YOUR GOAL: Copy every line from the material below that holds "Froh".
====== RECORD EXTRACTS
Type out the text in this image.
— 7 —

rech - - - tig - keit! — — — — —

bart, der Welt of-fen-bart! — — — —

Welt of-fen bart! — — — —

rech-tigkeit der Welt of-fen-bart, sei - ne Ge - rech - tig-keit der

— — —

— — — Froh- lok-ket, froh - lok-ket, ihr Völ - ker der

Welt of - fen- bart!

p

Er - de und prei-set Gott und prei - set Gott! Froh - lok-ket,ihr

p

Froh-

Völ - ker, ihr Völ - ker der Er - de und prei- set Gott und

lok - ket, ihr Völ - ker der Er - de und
============
EXERCISE RESPONSE:
— — — Froh- lok-ket, froh - lok-ket, ihr Völ - ker der
Er - de und prei-set Gott und prei - set Gott! Froh - lok-ket,ihr
Froh-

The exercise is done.